— PAGE —
+-------+
Thus, EOLs are delimiters for lines but not for fields within a line.

The MW docs do a reasonable job of describing this. See "Field and Row 
Delimiters" at the link below.

        http://www.mathworks.com/help/techdoc/ref/textscan.html

>>> IAnyway, if your&  mine colllection of inferred rules apply, I do not 
>>> understand this (7th test of Octave strread.m):
>>> 
>>> octave:23>  a = strread ("a b c, d e, , f", "%s", "delimiter", ",")
>>> a =
>>> {
>>>  [1,1] = a b c
>>>  [2,1] = d e
>>>  [3,1] =
>>>  [4,1] = f
>>> }
>>> (Same goes for ML)
>> 
>> I hadn't considered this before.  I'll have to study the docs again to see 
>> if there is a reference to this. I did try dropping the "delimiter" to see 
>> what happens.
>> 
>> a = textscan ('a b c, d e, , f', '%s');
>> 
>> a{:}
>> 
>> ans =
>> 
>>     'a'
>>     'b'
>>     'c,'
>>     'd'
>>     'e,'
>>     ','
>>     'f'
>> 
>>> because in this example there are spaces ("whitespace") separating e.g., 
>>> 'a' and 'b'.
>>> 
>>> But (ML):
>>>>> a = strread ('1 2 3, 4 5, , 6', '%d', 'delimiter', ',')
>>> a =
>>>     1
>>>     2
>>>     3
>>>     4
>>>     5
>>>     0
>>>     6
>>> 
>>> In the above cases, I get the same results for textscan.
>>> 
>>> So it seems that interpretation&  processing of default whitespace depends 
>>> on the field format specifier as well?
>> 
>> It appears that ML doesn't use the white-space property, as delimiters for 
>> strings, when the "delimiter" property has been specified. I've added 
>> another line to the list (specifically "g" and "j").
>> 
>> a. "Words" or fields (to be interpreted later) are separated by white-space 
>> or delimiters.
>> b. The white-space char set can be adapted by the user with the "whitespace" 
>> keyword. It can even be set to empty.
>> c. White-space is understood to possibly be a vector of white-space chars 
>> that during reading is folded into one char that separates two fields.
>> d. Delimiters are also characters that separate words / fields.  Multiple 
>> delimiters are not folded into a single instance.
>> e. Vectors of white-space and one delimiter are folded into one _delimiter_ 
>> that separates fields.
>> f. A pair of delimiters separated by white-space (or nothing) implies an 
>> empty value.
>> g. If the delimiter property is specified, then white-space is *not* used to 
>> delimit character fields. However, white-space is always used to delimit 
>> numeric fields.
>> h. By default "emptyvalue" is NaN for numeric data types. If the numeric 
>> type doesn't support NaN, the zero is used (int32 for example). For 
>> character fields, an empty value is just an empty string.
>> i. If so desired, multiple consecutive delimiters can be folded into one 
>> delimiter if "MultipleDelimsAsOne" parameter is set to 1.
>> j. EOL char sequences (\n, \r\n, or \r) delimit lines of input. They do not 
>> delimit fields / words and are unaffected by the MultipleDelimsAsOne 
>> parameter. Any fields read beyond an EOL are treated as being empty.
>> 
>> Does this look correct to you?
> 
> Overall, yes, save for i. as mentioned above.
> But as to g., ML seems inconsistent. Spaces in character strings would only 
> be preserved if whitespace is set to "" (empty), according to the ML docs 
> (they even got an example about this).
+-------+
— RECORD LIST —
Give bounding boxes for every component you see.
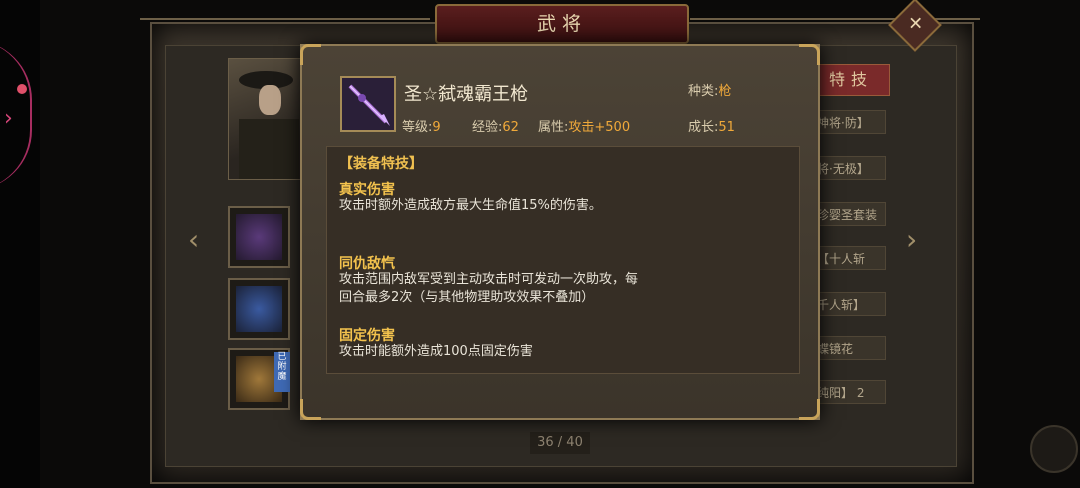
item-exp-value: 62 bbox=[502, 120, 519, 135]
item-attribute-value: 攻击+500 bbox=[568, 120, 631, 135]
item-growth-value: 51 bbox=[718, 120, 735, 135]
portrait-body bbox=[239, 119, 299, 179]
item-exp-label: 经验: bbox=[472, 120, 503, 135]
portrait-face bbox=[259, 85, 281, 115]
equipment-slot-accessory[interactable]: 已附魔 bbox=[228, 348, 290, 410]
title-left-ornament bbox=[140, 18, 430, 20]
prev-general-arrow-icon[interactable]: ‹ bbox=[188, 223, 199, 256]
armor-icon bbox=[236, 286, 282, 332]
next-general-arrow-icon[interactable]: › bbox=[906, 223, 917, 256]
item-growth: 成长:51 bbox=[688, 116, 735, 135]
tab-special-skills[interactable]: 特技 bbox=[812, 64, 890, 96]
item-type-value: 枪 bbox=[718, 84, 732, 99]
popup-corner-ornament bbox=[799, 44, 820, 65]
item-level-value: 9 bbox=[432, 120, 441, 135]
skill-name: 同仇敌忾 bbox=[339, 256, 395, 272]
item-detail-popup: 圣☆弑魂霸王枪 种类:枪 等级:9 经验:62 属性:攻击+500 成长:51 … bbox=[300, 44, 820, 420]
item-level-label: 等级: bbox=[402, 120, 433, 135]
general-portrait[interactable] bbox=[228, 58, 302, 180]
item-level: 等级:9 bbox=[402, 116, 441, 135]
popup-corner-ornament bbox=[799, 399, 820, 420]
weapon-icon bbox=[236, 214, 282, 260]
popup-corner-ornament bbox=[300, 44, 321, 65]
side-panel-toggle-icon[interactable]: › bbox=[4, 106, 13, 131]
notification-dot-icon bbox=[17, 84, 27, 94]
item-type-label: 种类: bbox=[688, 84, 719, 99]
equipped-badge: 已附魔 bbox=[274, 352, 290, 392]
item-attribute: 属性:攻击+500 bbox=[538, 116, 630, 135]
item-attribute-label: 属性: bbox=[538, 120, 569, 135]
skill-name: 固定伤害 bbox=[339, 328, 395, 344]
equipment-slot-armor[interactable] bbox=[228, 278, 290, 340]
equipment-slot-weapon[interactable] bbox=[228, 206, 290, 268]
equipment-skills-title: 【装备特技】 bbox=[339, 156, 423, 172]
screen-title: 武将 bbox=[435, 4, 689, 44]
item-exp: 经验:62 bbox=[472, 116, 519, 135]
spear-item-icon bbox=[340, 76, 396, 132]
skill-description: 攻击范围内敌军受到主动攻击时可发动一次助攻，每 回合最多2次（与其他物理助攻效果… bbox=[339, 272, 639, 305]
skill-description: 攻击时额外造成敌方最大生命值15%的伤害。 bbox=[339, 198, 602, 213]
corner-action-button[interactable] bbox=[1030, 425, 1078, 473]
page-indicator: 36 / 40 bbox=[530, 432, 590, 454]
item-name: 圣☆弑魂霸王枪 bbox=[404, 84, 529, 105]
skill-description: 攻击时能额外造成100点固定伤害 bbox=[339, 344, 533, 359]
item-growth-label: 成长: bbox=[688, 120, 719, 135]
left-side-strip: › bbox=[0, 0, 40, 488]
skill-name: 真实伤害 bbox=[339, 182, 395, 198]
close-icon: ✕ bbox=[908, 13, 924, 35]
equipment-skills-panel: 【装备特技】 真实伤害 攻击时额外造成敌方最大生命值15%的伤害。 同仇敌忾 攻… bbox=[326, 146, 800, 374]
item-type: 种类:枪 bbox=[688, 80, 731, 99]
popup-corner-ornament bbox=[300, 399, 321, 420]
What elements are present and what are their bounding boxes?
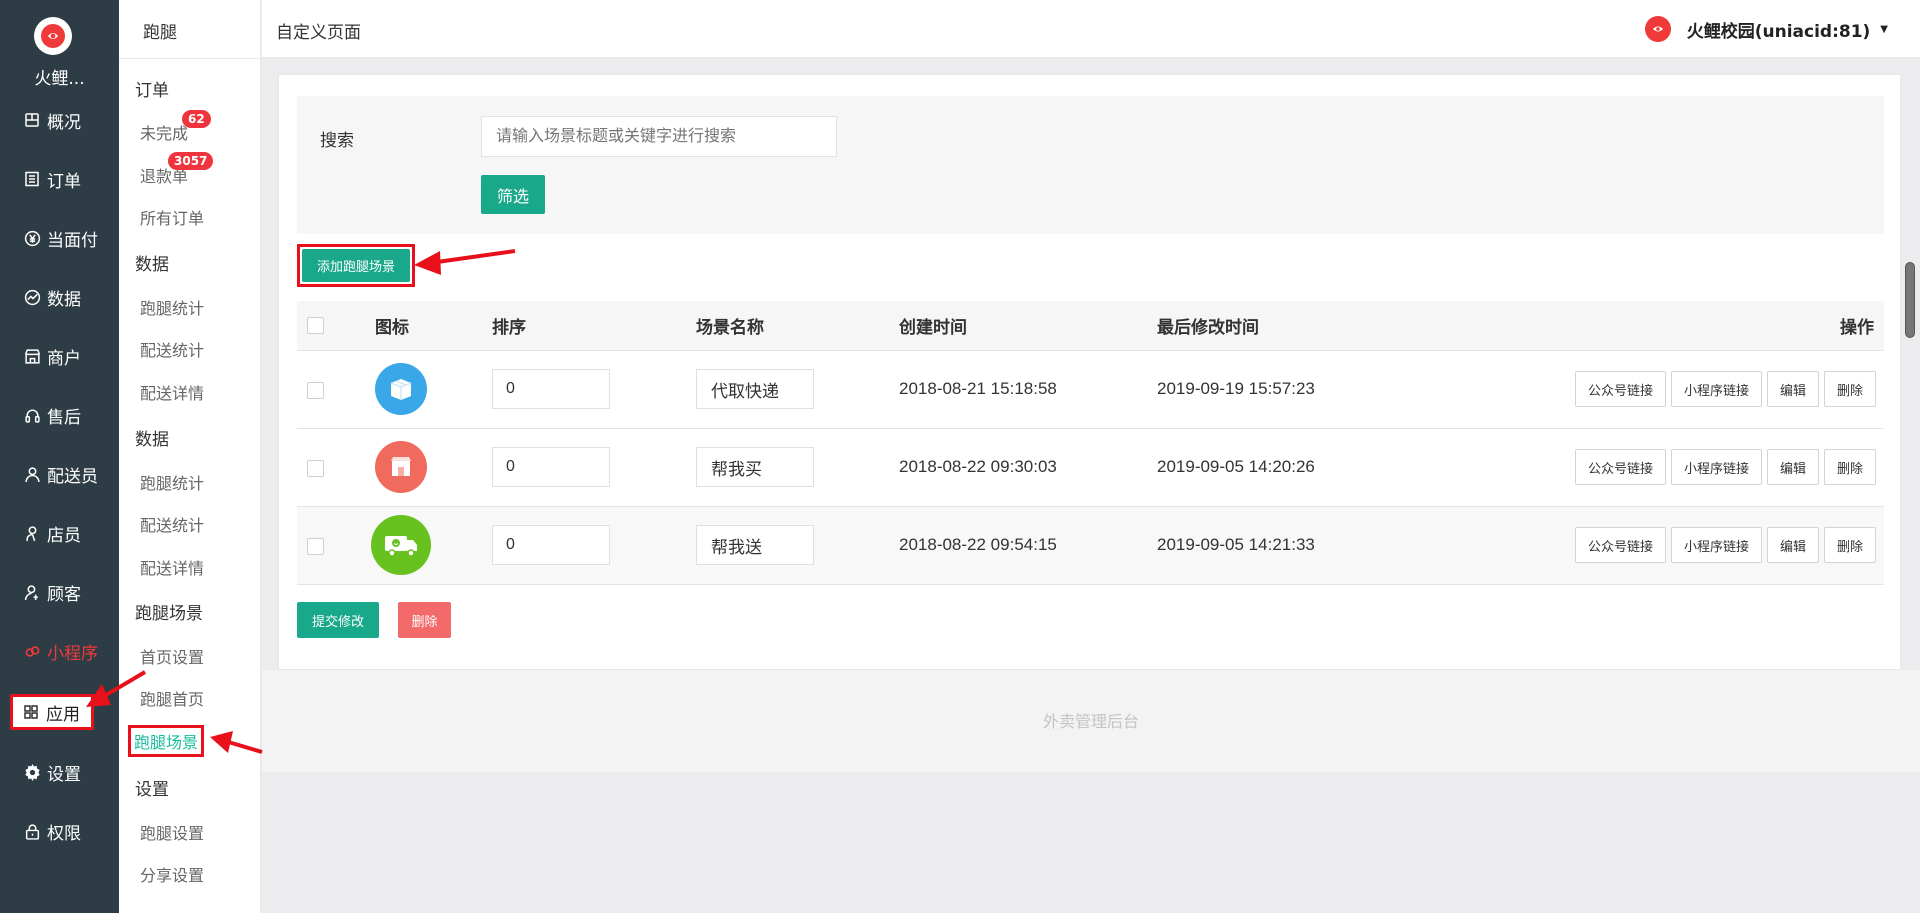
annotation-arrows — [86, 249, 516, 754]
+-------+
— TASK INSTRUCTIONS —
1. In the thread on textscan delimiters, condense the paragraph beginning "It appears that ML doesn't use" into one sentence that keeps its main points.
2. Write the next part of the thread on textscan and strread delimiters, picking up after its final reply.

— TASK-BY-TASK ANSWERS —
1. ML apparently stops using white-space to delimit strings once the "delimiter" property is specified, so lines "g" and "j" have been added to the list.

2.
hmmm ... I think I managed to confuse myself a bit earlier. I tried a simple 
test to confirm my understanding, but just proved my understanding was 
incomplete.

a = textscan ('1, 2, 3', '%s %s %s', 'delimiter', ',', 'whitespace', '');

a{:}

ans = 

    '1'


ans = 

    ' 2'


ans = 

    ' 3'

Notice a{2:3} have leading spaces. If "whitespace" is not defined empty, then 
there is  no white space in a{:}.

a = textscan ('1, 2, 3', '%s %s %s', 'delimiter', ',');

a{:}

ans = 

    '1'


ans = 

    '2'


ans = 

    '3'

These two examples and the one below (we've used before) ...

a = textscan ('a b c, d e, , f', '%s', 'delimiter', ',');
>> a{:}

ans = 

    'a b c'
    'd e'
    ''
    'f'

... imply to me that that when reading character data, when "delimiter" is 
specified, white-space is not used to delimit, and the characters read are 
trimmed of leading and trailing white-space.

> Strict compliance with rule g. might render patching of strread.m much more 
> complicated, as for each individual format specifier we'd have to check the 
> whitespace/delimiters around the field in question, depending on the format 
> specifier's nature.
> This is more easily done in a compiled version that linearly ploughs through 
> the text string, than in current strread.m that works by parsing complete 
> columns one by one.
> I can try to implement rule g. in a quick-and-dirty fashion, perhaps this 
> will solve the actual bug that provoked my renewed interest.
> 
> How much further should we go in fixing current strread (the work horse for 
> textscan and textread), given the end-of-life for strread in ML plus jwe's 
> upcoming compiled textscan version? (if he -or someone else- ever gets time 
> to finish it, of course)
> I'm not in favor of blindly imitating as much as we can of the more obscure, 
> or undocumented, or inconsistent, or corner case behavior of ML.
> I'd prefer clarity and consistency over strict ML compatibility.
> Your suggestion of documenting the Octave behavior that ML didn't document 
> for its own functions is to be applauded.

For the moment, I'm mostly concerned about documenting how textscan should 
work. If you've been able to improve Octave's compatibility, then I recommend 
you put together a changeset. John or someone else may make it obsolete at some 
point, but that is part of the nature of code development ... after all you're 
about to do the same to one of my contributions ;-)

In any event, my latest attempt is below to document how textscan parses fields 
is below.

01) Lines of input are delimited by EOL chars. The EOL character may be
    specified by the parameter "endofline". The default is determined from
    the file ("\n", "\r", or "\r\n").
02) When reading character fields, if no "delimiter" property is defined, then
    the characters contained by the "whitespace" property are used to delimit
    fields. When the "delimiter" property is defined, the defined "whitespace"
    property is ignored for the purpose of delimiting strings. Also, when the
    "delimiter" property is defined all leading and trailing characters
    contained in the "whitespace" property are trimmed from the strings read.
03) Any attempt to read fields beyond an EOL are treated as being empty. For
    numeric data empty values are replaced by the property "emptyvalue".
04) Values for numeric fields are separated by characters contained by the
    "whitespace", or "delimiter", properties.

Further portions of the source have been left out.